» **Records supplied**:
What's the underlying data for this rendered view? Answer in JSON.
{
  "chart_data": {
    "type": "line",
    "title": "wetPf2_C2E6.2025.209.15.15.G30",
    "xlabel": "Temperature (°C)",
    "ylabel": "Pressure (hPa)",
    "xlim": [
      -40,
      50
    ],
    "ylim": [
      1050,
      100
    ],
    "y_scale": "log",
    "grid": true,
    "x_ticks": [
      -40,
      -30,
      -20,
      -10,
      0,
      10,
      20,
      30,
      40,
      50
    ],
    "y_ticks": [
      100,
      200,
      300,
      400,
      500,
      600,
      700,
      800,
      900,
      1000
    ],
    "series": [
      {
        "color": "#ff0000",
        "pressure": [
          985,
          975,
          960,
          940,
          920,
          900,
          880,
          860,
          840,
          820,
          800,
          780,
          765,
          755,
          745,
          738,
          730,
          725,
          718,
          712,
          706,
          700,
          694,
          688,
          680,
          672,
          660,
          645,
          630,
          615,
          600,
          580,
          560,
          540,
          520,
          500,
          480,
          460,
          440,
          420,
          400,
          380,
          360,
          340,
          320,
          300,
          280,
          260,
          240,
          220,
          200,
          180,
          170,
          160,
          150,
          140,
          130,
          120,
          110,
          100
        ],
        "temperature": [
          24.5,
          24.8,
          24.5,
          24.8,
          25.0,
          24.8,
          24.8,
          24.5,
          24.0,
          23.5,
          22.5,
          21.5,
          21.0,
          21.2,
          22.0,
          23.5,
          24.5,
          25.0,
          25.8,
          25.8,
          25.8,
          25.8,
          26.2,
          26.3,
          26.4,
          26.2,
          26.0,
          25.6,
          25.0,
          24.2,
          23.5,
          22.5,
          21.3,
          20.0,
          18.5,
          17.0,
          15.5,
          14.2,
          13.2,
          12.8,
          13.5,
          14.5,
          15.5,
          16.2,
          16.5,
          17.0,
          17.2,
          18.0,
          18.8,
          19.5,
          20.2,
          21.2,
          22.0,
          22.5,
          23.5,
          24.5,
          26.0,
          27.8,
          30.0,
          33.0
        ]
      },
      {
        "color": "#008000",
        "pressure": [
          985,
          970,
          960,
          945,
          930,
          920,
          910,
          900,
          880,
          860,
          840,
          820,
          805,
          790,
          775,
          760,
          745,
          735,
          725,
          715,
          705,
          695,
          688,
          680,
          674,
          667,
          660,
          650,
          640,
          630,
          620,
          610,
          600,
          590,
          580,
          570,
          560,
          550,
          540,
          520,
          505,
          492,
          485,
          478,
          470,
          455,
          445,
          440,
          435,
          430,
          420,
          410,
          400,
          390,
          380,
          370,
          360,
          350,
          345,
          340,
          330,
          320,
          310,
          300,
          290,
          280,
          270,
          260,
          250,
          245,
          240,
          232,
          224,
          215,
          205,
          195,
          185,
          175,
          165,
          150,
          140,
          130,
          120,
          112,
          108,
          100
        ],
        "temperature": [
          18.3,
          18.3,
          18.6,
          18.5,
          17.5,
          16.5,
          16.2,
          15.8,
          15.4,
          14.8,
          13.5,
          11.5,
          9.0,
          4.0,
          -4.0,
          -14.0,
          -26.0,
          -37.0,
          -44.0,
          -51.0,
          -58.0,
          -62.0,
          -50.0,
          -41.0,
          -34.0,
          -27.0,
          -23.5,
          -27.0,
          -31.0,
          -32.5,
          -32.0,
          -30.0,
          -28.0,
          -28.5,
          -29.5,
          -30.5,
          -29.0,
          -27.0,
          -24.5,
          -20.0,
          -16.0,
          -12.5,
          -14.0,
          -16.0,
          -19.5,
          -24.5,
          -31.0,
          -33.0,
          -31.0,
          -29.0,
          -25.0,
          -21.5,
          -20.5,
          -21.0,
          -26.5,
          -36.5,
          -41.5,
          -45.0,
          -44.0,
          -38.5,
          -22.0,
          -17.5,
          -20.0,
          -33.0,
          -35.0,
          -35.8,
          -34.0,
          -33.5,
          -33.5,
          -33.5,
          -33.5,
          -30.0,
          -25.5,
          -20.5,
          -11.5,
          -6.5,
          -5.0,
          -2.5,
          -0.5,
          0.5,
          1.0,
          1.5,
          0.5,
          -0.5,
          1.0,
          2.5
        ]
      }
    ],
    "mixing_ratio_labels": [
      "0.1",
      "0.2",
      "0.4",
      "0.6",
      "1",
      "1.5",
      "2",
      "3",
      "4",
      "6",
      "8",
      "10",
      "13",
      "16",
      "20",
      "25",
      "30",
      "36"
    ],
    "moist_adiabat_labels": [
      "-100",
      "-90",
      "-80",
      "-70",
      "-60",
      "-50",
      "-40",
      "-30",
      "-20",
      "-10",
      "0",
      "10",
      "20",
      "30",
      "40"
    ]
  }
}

» **Objective**:
Take the records above and return them exactly as written.

» **Complete output**:
What's the underlying data for this rendered view? Answer in JSON.
{
  "chart_data": {
    "type": "line",
    "title": "wetPf2_C2E6.2025.209.15.15.G30",
    "xlabel": "Temperature (°C)",
    "ylabel": "Pressure (hPa)",
    "xlim": [
      -40,
      50
    ],
    "ylim": [
      1050,
      100
    ],
    "y_scale": "log",
    "grid": true,
    "x_ticks": [
      -40,
      -30,
      -20,
      -10,
      0,
      10,
      20,
      30,
      40,
      50
    ],
    "y_ticks": [
      100,
      200,
      300,
      400,
      500,
      600,
      700,
      800,
      900,
      1000
    ],
    "series": [
      {
        "color": "#ff0000",
        "pressure": [
          985,
          975,
          960,
          940,
          920,
          900,
          880,
          860,
          840,
          820,
          800,
          780,
          765,
          755,
          745,
          738,
          730,
          725,
          718,
          712,
          706,
          700,
          694,
          688,
          680,
          672,
          660,
          645,
          630,
          615,
          600,
          580,
          560,
          540,
          520,
          500,
          480,
          460,
          440,
          420,
          400,
          380,
          360,
          340,
          320,
          300,
          280,
          260,
          240,
          220,
          200,
          180,
          170,
          160,
          150,
          140,
          130,
          120,
          110,
          100
        ],
        "temperature": [
          24.5,
          24.8,
          24.5,
          24.8,
          25.0,
          24.8,
          24.8,
          24.5,
          24.0,
          23.5,
          22.5,
          21.5,
          21.0,
          21.2,
          22.0,
          23.5,
          24.5,
          25.0,
          25.8,
          25.8,
          25.8,
          25.8,
          26.2,
          26.3,
          26.4,
          26.2,
          26.0,
          25.6,
          25.0,
          24.2,
          23.5,
          22.5,
          21.3,
          20.0,
          18.5,
          17.0,
          15.5,
          14.2,
          13.2,
          12.8,
          13.5,
          14.5,
          15.5,
          16.2,
          16.5,
          17.0,
          17.2,
          18.0,
          18.8,
          19.5,
          20.2,
          21.2,
          22.0,
          22.5,
          23.5,
          24.5,
          26.0,
          27.8,
          30.0,
          33.0
        ]
      },
      {
        "color": "#008000",
        "pressure": [
          985,
          970,
          960,
          945,
          930,
          920,
          910,
          900,
          880,
          860,
          840,
          820,
          805,
          790,
          775,
          760,
          745,
          735,
          725,
          715,
          705,
          695,
          688,
          680,
          674,
          667,
          660,
          650,
          640,
          630,
          620,
          610,
          600,
          590,
          580,
          570,
          560,
          550,
          540,
          520,
          505,
          492,
          485,
          478,
          470,
          455,
          445,
          440,
          435,
          430,
          420,
          410,
          400,
          390,
          380,
          370,
          360,
          350,
          345,
          340,
          330,
          320,
          310,
          300,
          290,
          280,
          270,
          260,
          250,
          245,
          240,
          232,
          224,
          215,
          205,
          195,
          185,
          175,
          165,
          150,
          140,
          130,
          120,
          112,
          108,
          100
        ],
        "temperature": [
          18.3,
          18.3,
          18.6,
          18.5,
          17.5,
          16.5,
          16.2,
          15.8,
          15.4,
          14.8,
          13.5,
          11.5,
          9.0,
          4.0,
          -4.0,
          -14.0,
          -26.0,
          -37.0,
          -44.0,
          -51.0,
          -58.0,
          -62.0,
          -50.0,
          -41.0,
          -34.0,
          -27.0,
          -23.5,
          -27.0,
          -31.0,
          -32.5,
          -32.0,
          -30.0,
          -28.0,
          -28.5,
          -29.5,
          -30.5,
          -29.0,
          -27.0,
          -24.5,
          -20.0,
          -16.0,
          -12.5,
          -14.0,
          -16.0,
          -19.5,
          -24.5,
          -31.0,
          -33.0,
          -31.0,
          -29.0,
          -25.0,
          -21.5,
          -20.5,
          -21.0,
          -26.5,
          -36.5,
          -41.5,
          -45.0,
          -44.0,
          -38.5,
          -22.0,
          -17.5,
          -20.0,
          -33.0,
          -35.0,
          -35.8,
          -34.0,
          -33.5,
          -33.5,
          -33.5,
          -33.5,
          -30.0,
          -25.5,
          -20.5,
          -11.5,
          -6.5,
          -5.0,
          -2.5,
          -0.5,
          0.5,
          1.0,
          1.5,
          0.5,
          -0.5,
          1.0,
          2.5
        ]
      }
    ],
    "mixing_ratio_labels": [
      "0.1",
      "0.2",
      "0.4",
      "0.6",
      "1",
      "1.5",
      "2",
      "3",
      "4",
      "6",
      "8",
      "10",
      "13",
      "16",
      "20",
      "25",
      "30",
      "36"
    ],
    "moist_adiabat_labels": [
      "-100",
      "-90",
      "-80",
      "-70",
      "-60",
      "-50",
      "-40",
      "-30",
      "-20",
      "-10",
      "0",
      "10",
      "20",
      "30",
      "40"
    ]
  }
}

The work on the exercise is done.